_What the exercise asks_. Set down the material below in full, matching it exactly.

* START Dataset excerpts *

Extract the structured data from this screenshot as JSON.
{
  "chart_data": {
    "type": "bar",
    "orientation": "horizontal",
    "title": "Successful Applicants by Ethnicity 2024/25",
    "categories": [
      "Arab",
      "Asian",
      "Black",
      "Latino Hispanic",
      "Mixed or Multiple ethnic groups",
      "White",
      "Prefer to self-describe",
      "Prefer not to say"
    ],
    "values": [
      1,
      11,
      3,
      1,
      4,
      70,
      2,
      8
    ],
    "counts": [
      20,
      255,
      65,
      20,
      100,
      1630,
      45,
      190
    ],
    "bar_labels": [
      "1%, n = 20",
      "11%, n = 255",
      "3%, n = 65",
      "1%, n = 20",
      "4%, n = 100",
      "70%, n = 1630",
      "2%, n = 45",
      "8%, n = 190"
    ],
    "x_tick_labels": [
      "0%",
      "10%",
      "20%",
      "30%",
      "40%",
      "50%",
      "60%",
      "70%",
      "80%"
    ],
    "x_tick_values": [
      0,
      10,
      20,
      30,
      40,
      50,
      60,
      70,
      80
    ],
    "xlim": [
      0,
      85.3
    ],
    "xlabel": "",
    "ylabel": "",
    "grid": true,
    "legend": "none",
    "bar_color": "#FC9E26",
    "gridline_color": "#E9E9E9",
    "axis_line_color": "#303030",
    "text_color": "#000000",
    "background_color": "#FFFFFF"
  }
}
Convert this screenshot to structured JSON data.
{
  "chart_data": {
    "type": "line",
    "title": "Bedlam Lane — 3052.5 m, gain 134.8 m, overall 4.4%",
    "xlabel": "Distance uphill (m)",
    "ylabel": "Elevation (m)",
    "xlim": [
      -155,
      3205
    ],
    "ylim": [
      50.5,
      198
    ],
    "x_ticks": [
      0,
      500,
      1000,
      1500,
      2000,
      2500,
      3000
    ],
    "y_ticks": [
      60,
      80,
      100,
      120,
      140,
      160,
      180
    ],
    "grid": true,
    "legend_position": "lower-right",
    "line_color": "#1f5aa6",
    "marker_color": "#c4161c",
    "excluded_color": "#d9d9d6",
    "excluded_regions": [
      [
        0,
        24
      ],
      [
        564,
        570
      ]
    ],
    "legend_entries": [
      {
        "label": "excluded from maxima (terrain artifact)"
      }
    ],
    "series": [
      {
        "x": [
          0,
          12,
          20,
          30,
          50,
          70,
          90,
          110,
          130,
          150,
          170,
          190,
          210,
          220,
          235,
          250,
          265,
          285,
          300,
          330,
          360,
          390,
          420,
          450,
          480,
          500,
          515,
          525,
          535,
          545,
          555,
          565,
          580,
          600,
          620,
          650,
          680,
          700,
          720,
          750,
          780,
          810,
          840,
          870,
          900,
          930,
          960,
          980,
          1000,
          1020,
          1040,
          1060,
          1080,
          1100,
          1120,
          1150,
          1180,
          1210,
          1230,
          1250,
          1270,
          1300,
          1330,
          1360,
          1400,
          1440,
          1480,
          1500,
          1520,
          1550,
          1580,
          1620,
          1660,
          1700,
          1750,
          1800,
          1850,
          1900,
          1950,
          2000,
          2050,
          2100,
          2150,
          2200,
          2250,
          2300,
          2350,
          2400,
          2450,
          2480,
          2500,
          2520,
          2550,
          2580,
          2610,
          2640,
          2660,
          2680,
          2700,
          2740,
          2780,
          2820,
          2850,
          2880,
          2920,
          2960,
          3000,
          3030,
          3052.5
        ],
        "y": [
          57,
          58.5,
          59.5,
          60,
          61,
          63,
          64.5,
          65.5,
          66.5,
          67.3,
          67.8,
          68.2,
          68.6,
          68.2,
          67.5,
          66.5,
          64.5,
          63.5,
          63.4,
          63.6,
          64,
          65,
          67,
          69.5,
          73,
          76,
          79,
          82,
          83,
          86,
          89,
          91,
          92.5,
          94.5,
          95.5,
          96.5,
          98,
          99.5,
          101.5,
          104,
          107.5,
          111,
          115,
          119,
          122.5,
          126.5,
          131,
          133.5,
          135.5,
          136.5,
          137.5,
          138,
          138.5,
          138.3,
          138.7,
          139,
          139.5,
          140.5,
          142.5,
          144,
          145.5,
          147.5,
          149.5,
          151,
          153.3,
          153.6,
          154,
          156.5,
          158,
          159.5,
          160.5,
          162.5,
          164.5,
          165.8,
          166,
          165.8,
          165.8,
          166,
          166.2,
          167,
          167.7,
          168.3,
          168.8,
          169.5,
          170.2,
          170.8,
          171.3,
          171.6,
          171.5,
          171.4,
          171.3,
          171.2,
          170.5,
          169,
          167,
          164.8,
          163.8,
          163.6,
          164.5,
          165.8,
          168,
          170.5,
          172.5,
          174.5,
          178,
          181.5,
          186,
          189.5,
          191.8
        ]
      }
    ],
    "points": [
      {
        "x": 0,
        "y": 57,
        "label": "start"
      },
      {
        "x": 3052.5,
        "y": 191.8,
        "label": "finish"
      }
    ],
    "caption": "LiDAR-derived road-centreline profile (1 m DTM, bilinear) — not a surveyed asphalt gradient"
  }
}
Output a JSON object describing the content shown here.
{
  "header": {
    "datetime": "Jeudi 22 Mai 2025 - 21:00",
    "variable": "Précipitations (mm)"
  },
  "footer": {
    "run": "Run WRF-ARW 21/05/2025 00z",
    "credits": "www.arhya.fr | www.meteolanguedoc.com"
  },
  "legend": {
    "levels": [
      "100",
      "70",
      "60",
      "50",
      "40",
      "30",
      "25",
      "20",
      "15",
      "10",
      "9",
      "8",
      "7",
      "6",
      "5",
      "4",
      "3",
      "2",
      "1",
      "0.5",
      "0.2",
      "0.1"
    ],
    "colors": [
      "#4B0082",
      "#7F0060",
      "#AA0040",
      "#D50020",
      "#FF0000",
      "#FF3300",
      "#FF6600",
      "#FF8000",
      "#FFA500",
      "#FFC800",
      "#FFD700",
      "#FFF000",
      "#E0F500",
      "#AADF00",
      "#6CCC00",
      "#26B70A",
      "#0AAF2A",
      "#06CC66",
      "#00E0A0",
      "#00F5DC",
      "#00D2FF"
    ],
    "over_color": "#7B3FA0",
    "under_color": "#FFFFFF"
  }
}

* END Dataset excerpts *

_Exercise answer_.
Extract the structured data from this screenshot as JSON.
{
  "chart_data": {
    "type": "bar",
    "orientation": "horizontal",
    "title": "Successful Applicants by Ethnicity 2024/25",
    "categories": [
      "Arab",
      "Asian",
      "Black",
      "Latino Hispanic",
      "Mixed or Multiple ethnic groups",
      "White",
      "Prefer to self-describe",
      "Prefer not to say"
    ],
    "values": [
      1,
      11,
      3,
      1,
      4,
      70,
      2,
      8
    ],
    "counts": [
      20,
      255,
      65,
      20,
      100,
      1630,
      45,
      190
    ],
    "bar_labels": [
      "1%, n = 20",
      "11%, n = 255",
      "3%, n = 65",
      "1%, n = 20",
      "4%, n = 100",
      "70%, n = 1630",
      "2%, n = 45",
      "8%, n = 190"
    ],
    "x_tick_labels": [
      "0%",
      "10%",
      "20%",
      "30%",
      "40%",
      "50%",
      "60%",
      "70%",
      "80%"
    ],
    "x_tick_values": [
      0,
      10,
      20,
      30,
      40,
      50,
      60,
      70,
      80
    ],
    "xlim": [
      0,
      85.3
    ],
    "xlabel": "",
    "ylabel": "",
    "grid": true,
    "legend": "none",
    "bar_color": "#FC9E26",
    "gridline_color": "#E9E9E9",
    "axis_line_color": "#303030",
    "text_color": "#000000",
    "background_color": "#FFFFFF"
  }
}
Convert this screenshot to structured JSON data.
{
  "chart_data": {
    "type": "line",
    "title": "Bedlam Lane — 3052.5 m, gain 134.8 m, overall 4.4%",
    "xlabel": "Distance uphill (m)",
    "ylabel": "Elevation (m)",
    "xlim": [
      -155,
      3205
    ],
    "ylim": [
      50.5,
      198
    ],
    "x_ticks": [
      0,
      500,
      1000,
      1500,
      2000,
      2500,
      3000
    ],
    "y_ticks": [
      60,
      80,
      100,
      120,
      140,
      160,
      180
    ],
    "grid": true,
    "legend_position": "lower-right",
    "line_color": "#1f5aa6",
    "marker_color": "#c4161c",
    "excluded_color": "#d9d9d6",
    "excluded_regions": [
      [
        0,
        24
      ],
      [
        564,
        570
      ]
    ],
    "legend_entries": [
      {
        "label": "excluded from maxima (terrain artifact)"
      }
    ],
    "series": [
      {
        "x": [
          0,
          12,
          20,
          30,
          50,
          70,
          90,
          110,
          130,
          150,
          170,
          190,
          210,
          220,
          235,
          250,
          265,
          285,
          300,
          330,
          360,
          390,
          420,
          450,
          480,
          500,
          515,
          525,
          535,
          545,
          555,
          565,
          580,
          600,
          620,
          650,
          680,
          700,
          720,
          750,
          780,
          810,
          840,
          870,
          900,
          930,
          960,
          980,
          1000,
          1020,
          1040,
          1060,
          1080,
          1100,
          1120,
          1150,
          1180,
          1210,
          1230,
          1250,
          1270,
          1300,
          1330,
          1360,
          1400,
          1440,
          1480,
          1500,
          1520,
          1550,
          1580,
          1620,
          1660,
          1700,
          1750,
          1800,
          1850,
          1900,
          1950,
          2000,
          2050,
          2100,
          2150,
          2200,
          2250,
          2300,
          2350,
          2400,
          2450,
          2480,
          2500,
          2520,
          2550,
          2580,
          2610,
          2640,
          2660,
          2680,
          2700,
          2740,
          2780,
          2820,
          2850,
          2880,
          2920,
          2960,
          3000,
          3030,
          3052.5
        ],
        "y": [
          57,
          58.5,
          59.5,
          60,
          61,
          63,
          64.5,
          65.5,
          66.5,
          67.3,
          67.8,
          68.2,
          68.6,
          68.2,
          67.5,
          66.5,
          64.5,
          63.5,
          63.4,
          63.6,
          64,
          65,
          67,
          69.5,
          73,
          76,
          79,
          82,
          83,
          86,
          89,
          91,
          92.5,
          94.5,
          95.5,
          96.5,
          98,
          99.5,
          101.5,
          104,
          107.5,
          111,
          115,
          119,
          122.5,
          126.5,
          131,
          133.5,
          135.5,
          136.5,
          137.5,
          138,
          138.5,
          138.3,
          138.7,
          139,
          139.5,
          140.5,
          142.5,
          144,
          145.5,
          147.5,
          149.5,
          151,
          153.3,
          153.6,
          154,
          156.5,
          158,
          159.5,
          160.5,
          162.5,
          164.5,
          165.8,
          166,
          165.8,
          165.8,
          166,
          166.2,
          167,
          167.7,
          168.3,
          168.8,
          169.5,
          170.2,
          170.8,
          171.3,
          171.6,
          171.5,
          171.4,
          171.3,
          171.2,
          170.5,
          169,
          167,
          164.8,
          163.8,
          163.6,
          164.5,
          165.8,
          168,
          170.5,
          172.5,
          174.5,
          178,
          181.5,
          186,
          189.5,
          191.8
        ]
      }
    ],
    "points": [
      {
        "x": 0,
        "y": 57,
        "label": "start"
      },
      {
        "x": 3052.5,
        "y": 191.8,
        "label": "finish"
      }
    ],
    "caption": "LiDAR-derived road-centreline profile (1 m DTM, bilinear) — not a surveyed asphalt gradient"
  }
}
Output a JSON object describing the content shown here.
{
  "header": {
    "datetime": "Jeudi 22 Mai 2025 - 21:00",
    "variable": "Précipitations (mm)"
  },
  "footer": {
    "run": "Run WRF-ARW 21/05/2025 00z",
    "credits": "www.arhya.fr | www.meteolanguedoc.com"
  },
  "legend": {
    "levels": [
      "100",
      "70",
      "60",
      "50",
      "40",
      "30",
      "25",
      "20",
      "15",
      "10",
      "9",
      "8",
      "7",
      "6",
      "5",
      "4",
      "3",
      "2",
      "1",
      "0.5",
      "0.2",
      "0.1"
    ],
    "colors": [
      "#4B0082",
      "#7F0060",
      "#AA0040",
      "#D50020",
      "#FF0000",
      "#FF3300",
      "#FF6600",
      "#FF8000",
      "#FFA500",
      "#FFC800",
      "#FFD700",
      "#FFF000",
      "#E0F500",
      "#AADF00",
      "#6CCC00",
      "#26B70A",
      "#0AAF2A",
      "#06CC66",
      "#00E0A0",
      "#00F5DC",
      "#00D2FF"
    ],
    "over_color": "#7B3FA0",
    "under_color": "#FFFFFF"
  }
}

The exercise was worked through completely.